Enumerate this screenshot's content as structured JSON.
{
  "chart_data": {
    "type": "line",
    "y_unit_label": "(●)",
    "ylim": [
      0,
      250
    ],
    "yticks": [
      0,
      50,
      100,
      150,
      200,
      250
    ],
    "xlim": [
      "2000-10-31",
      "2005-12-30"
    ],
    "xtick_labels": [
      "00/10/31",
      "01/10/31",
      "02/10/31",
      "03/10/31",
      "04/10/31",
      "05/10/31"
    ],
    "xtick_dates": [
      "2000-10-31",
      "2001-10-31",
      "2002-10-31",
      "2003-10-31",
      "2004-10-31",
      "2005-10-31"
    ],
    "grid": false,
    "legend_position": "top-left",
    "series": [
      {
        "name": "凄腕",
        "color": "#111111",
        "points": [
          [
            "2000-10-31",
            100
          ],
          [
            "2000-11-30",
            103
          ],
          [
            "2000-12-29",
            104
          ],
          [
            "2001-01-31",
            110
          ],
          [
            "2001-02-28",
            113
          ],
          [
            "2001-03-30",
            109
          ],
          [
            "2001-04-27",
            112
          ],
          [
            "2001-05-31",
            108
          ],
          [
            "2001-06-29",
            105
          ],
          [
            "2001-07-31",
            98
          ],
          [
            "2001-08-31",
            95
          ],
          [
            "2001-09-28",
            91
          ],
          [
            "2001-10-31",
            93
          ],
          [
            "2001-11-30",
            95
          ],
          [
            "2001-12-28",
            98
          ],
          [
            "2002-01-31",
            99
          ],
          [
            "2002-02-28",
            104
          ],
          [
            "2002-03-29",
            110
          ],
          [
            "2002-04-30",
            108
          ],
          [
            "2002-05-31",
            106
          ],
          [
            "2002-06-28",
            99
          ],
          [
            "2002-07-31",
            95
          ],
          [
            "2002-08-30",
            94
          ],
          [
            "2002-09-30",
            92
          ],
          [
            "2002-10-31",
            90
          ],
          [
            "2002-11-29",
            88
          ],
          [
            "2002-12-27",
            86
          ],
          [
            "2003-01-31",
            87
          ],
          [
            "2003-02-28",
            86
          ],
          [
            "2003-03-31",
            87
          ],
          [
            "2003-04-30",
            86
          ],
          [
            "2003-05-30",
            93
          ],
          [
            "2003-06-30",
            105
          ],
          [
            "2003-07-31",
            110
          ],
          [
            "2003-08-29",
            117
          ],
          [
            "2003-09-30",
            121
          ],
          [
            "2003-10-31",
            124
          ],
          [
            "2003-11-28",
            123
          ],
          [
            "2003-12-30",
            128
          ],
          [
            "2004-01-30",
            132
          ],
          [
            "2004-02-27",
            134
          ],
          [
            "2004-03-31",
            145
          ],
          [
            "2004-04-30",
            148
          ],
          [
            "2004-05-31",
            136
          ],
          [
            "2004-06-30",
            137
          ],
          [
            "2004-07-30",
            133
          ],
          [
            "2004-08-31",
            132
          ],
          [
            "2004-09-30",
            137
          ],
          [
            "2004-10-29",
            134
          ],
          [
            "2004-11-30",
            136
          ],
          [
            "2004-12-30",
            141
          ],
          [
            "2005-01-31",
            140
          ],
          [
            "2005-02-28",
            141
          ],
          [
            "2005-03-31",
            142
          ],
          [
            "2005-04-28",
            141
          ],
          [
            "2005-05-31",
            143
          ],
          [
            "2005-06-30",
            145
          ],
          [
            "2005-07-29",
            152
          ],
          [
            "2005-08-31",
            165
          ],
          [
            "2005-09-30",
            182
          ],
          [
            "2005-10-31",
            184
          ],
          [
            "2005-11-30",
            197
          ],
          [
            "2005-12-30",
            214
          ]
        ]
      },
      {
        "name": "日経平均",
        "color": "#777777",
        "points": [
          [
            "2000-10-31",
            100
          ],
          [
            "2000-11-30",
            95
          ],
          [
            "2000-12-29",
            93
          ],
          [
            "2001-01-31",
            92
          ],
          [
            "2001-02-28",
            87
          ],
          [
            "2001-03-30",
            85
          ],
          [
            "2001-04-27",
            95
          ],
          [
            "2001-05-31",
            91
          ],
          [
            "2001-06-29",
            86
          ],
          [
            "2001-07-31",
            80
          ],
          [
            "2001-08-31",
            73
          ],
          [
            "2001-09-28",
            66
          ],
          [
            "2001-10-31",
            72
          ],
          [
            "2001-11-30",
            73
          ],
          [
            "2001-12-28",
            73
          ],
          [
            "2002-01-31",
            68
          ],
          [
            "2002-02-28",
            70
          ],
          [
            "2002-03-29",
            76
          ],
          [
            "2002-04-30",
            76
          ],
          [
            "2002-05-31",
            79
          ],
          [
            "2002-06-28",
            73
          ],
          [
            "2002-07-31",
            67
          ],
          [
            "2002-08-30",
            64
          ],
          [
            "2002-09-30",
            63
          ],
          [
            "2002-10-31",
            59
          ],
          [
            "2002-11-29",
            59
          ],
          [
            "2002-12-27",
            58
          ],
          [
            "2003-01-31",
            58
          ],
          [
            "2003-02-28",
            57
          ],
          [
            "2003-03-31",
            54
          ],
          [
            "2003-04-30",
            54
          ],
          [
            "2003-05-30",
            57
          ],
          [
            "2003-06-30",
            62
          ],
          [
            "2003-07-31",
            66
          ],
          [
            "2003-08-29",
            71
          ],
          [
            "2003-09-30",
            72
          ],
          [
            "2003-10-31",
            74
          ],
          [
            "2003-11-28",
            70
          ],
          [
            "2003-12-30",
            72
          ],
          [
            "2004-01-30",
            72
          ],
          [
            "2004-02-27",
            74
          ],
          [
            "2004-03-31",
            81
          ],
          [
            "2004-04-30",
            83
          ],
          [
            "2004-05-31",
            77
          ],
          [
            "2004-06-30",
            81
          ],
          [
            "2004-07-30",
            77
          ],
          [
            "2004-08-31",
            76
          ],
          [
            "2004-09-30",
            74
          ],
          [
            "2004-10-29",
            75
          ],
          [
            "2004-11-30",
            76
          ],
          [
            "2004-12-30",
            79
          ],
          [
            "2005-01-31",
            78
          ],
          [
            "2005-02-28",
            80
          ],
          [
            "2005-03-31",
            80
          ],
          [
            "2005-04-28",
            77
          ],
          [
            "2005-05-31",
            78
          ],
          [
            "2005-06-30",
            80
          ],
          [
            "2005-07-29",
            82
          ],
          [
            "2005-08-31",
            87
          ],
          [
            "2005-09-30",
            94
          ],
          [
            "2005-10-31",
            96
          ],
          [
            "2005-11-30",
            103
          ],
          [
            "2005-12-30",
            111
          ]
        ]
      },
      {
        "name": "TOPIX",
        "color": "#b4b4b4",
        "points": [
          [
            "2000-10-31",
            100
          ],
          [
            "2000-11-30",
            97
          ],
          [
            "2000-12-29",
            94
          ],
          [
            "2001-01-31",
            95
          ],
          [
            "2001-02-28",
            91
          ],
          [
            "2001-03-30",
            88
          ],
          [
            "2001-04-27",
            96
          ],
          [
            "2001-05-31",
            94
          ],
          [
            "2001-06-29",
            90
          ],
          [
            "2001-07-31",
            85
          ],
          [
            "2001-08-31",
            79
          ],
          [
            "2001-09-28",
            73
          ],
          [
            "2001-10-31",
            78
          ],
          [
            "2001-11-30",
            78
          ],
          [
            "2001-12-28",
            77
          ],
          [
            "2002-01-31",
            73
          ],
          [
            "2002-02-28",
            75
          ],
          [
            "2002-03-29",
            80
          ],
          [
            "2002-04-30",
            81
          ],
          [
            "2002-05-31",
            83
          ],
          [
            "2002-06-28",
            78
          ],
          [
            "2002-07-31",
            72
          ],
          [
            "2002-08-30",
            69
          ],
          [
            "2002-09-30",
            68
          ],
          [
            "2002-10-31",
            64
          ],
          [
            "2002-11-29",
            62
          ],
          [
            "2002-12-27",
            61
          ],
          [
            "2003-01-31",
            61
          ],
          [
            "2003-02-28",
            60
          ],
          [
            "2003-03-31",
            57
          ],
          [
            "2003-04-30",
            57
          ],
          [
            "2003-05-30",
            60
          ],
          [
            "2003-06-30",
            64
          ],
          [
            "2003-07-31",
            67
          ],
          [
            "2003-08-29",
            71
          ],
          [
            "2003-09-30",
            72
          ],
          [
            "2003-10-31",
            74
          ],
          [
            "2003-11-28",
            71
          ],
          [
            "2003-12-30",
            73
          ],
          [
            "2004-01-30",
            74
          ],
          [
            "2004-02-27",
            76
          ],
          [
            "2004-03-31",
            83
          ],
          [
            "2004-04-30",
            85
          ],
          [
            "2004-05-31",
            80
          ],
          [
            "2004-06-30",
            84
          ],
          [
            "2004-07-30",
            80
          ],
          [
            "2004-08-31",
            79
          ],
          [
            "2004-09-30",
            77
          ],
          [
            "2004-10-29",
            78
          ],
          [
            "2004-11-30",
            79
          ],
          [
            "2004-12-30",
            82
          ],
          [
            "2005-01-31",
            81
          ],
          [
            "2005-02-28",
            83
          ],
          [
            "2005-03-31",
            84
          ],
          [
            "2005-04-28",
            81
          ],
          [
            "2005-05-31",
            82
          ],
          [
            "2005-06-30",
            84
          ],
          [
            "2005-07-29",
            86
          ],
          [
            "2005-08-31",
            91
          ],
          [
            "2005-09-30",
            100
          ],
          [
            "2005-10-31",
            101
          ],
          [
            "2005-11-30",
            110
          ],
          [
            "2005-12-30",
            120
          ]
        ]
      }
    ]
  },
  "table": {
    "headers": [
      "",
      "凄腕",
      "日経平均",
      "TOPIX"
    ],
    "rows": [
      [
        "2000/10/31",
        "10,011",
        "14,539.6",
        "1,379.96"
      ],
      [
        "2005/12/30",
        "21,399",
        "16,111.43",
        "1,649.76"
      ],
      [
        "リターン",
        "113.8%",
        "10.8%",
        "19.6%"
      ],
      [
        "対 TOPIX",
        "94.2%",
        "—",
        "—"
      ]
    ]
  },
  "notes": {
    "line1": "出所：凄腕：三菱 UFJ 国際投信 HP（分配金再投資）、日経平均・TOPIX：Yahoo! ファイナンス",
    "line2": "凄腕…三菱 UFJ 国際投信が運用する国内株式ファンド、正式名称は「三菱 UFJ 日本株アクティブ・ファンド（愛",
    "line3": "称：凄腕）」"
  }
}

### Task objective
Track down every line with the word "color" and copy it.

### The completed task
        "color": "#111111",
        "color": "#777777",
        "color": "#b4b4b4",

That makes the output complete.